>> Start
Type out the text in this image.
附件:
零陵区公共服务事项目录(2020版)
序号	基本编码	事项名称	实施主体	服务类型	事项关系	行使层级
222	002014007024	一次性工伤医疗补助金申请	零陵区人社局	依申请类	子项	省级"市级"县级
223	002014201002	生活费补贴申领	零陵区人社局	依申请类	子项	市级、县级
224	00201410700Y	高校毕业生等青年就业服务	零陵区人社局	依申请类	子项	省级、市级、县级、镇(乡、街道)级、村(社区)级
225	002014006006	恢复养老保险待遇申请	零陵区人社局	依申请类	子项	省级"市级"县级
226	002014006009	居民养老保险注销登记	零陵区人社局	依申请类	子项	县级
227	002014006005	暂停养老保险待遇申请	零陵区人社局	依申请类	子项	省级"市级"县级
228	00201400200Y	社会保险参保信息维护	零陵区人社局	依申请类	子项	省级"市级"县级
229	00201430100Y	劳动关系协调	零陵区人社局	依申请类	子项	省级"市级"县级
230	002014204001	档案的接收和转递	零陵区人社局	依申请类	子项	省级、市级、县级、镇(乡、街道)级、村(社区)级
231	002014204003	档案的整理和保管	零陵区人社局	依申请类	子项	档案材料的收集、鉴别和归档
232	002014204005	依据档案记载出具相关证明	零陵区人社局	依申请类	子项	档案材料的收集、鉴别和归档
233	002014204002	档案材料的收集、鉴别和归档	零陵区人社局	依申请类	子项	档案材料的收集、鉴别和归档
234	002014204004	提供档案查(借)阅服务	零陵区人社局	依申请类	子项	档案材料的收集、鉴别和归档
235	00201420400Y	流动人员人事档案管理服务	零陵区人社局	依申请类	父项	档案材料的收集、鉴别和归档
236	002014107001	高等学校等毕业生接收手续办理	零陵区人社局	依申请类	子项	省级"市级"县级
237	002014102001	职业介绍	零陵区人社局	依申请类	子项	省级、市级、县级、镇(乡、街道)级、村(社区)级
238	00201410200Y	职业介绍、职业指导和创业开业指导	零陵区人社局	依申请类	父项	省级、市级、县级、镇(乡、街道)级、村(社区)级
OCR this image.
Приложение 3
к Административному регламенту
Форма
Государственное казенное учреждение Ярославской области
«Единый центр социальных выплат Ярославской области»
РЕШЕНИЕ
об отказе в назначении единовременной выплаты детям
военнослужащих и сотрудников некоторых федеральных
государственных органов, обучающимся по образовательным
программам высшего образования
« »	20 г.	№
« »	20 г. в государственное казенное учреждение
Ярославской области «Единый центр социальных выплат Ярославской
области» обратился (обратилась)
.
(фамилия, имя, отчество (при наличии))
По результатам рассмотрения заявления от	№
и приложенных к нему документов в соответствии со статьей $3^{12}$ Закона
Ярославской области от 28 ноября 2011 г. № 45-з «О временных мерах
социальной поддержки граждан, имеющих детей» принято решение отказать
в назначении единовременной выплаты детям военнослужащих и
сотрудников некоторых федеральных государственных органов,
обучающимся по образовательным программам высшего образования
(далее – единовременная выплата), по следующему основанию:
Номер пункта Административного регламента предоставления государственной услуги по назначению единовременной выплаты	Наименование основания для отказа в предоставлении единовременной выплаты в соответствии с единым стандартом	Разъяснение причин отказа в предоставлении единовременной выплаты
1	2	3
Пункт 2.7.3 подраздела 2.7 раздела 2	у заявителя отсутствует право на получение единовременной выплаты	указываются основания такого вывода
>> End
• [WHAT YOU WILL DO]
Pull out each record as written and restate it exactly.

• [FINISHED ANSWER]
Type out the text in this image.
附件:
零陵区公共服务事项目录(2020版)
序号	基本编码	事项名称	实施主体	服务类型	事项关系	行使层级
222	002014007024	一次性工伤医疗补助金申请	零陵区人社局	依申请类	子项	省级"市级"县级
223	002014201002	生活费补贴申领	零陵区人社局	依申请类	子项	市级、县级
224	00201410700Y	高校毕业生等青年就业服务	零陵区人社局	依申请类	子项	省级、市级、县级、镇(乡、街道)级、村(社区)级
225	002014006006	恢复养老保险待遇申请	零陵区人社局	依申请类	子项	省级"市级"县级
226	002014006009	居民养老保险注销登记	零陵区人社局	依申请类	子项	县级
227	002014006005	暂停养老保险待遇申请	零陵区人社局	依申请类	子项	省级"市级"县级
228	00201400200Y	社会保险参保信息维护	零陵区人社局	依申请类	子项	省级"市级"县级
229	00201430100Y	劳动关系协调	零陵区人社局	依申请类	子项	省级"市级"县级
230	002014204001	档案的接收和转递	零陵区人社局	依申请类	子项	省级、市级、县级、镇(乡、街道)级、村(社区)级
231	002014204003	档案的整理和保管	零陵区人社局	依申请类	子项	档案材料的收集、鉴别和归档
232	002014204005	依据档案记载出具相关证明	零陵区人社局	依申请类	子项	档案材料的收集、鉴别和归档
233	002014204002	档案材料的收集、鉴别和归档	零陵区人社局	依申请类	子项	档案材料的收集、鉴别和归档
234	002014204004	提供档案查(借)阅服务	零陵区人社局	依申请类	子项	档案材料的收集、鉴别和归档
235	00201420400Y	流动人员人事档案管理服务	零陵区人社局	依申请类	父项	档案材料的收集、鉴别和归档
236	002014107001	高等学校等毕业生接收手续办理	零陵区人社局	依申请类	子项	省级"市级"县级
237	002014102001	职业介绍	零陵区人社局	依申请类	子项	省级、市级、县级、镇(乡、街道)级、村(社区)级
238	00201410200Y	职业介绍、职业指导和创业开业指导	零陵区人社局	依申请类	父项	省级、市级、县级、镇(乡、街道)级、村(社区)级
OCR this image.
Приложение 3
к Административному регламенту
Форма
Государственное казенное учреждение Ярославской области
«Единый центр социальных выплат Ярославской области»
РЕШЕНИЕ
об отказе в назначении единовременной выплаты детям
военнослужащих и сотрудников некоторых федеральных
государственных органов, обучающимся по образовательным
программам высшего образования
« »	20 г.	№
« »	20 г. в государственное казенное учреждение
Ярославской области «Единый центр социальных выплат Ярославской
области» обратился (обратилась)
.
(фамилия, имя, отчество (при наличии))
По результатам рассмотрения заявления от	№
и приложенных к нему документов в соответствии со статьей $3^{12}$ Закона
Ярославской области от 28 ноября 2011 г. № 45-з «О временных мерах
социальной поддержки граждан, имеющих детей» принято решение отказать
в назначении единовременной выплаты детям военнослужащих и
сотрудников некоторых федеральных государственных органов,
обучающимся по образовательным программам высшего образования
(далее – единовременная выплата), по следующему основанию:
Номер пункта Административного регламента предоставления государственной услуги по назначению единовременной выплаты	Наименование основания для отказа в предоставлении единовременной выплаты в соответствии с единым стандартом	Разъяснение причин отказа в предоставлении единовременной выплаты
1	2	3
Пункт 2.7.3 подраздела 2.7 раздела 2	у заявителя отсутствует право на получение единовременной выплаты	указываются основания такого вывода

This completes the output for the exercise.